====== Recorded data

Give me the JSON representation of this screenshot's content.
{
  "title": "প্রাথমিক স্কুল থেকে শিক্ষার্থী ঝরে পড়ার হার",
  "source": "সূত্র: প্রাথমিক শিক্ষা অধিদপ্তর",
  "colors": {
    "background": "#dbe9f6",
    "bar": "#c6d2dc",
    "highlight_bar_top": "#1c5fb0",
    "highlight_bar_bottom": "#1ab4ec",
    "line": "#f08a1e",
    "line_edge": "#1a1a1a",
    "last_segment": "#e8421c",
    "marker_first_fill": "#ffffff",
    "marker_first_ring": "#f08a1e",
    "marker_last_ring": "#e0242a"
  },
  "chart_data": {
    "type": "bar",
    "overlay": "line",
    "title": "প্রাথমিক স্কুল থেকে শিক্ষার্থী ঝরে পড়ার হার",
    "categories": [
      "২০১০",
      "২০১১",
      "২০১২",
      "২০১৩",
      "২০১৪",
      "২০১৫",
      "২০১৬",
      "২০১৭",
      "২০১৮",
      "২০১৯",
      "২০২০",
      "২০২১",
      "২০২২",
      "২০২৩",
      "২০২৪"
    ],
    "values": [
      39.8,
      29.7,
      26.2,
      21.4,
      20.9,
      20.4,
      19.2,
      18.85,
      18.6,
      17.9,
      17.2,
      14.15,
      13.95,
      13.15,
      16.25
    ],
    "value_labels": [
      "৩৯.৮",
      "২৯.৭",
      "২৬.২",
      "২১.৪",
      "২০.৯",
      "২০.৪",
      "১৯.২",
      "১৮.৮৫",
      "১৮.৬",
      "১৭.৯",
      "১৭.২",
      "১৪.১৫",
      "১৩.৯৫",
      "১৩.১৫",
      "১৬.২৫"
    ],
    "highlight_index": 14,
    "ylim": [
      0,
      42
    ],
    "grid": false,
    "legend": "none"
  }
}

============

--- Written task ---
Copy down every line of the entries containing the word "title".

--- Written response ---
  "title": "প্রাথমিক স্কুল থেকে শিক্ষার্থী ঝরে পড়ার হার",
    "title": "প্রাথমিক স্কুল থেকে শিক্ষার্থী ঝরে পড়ার হার",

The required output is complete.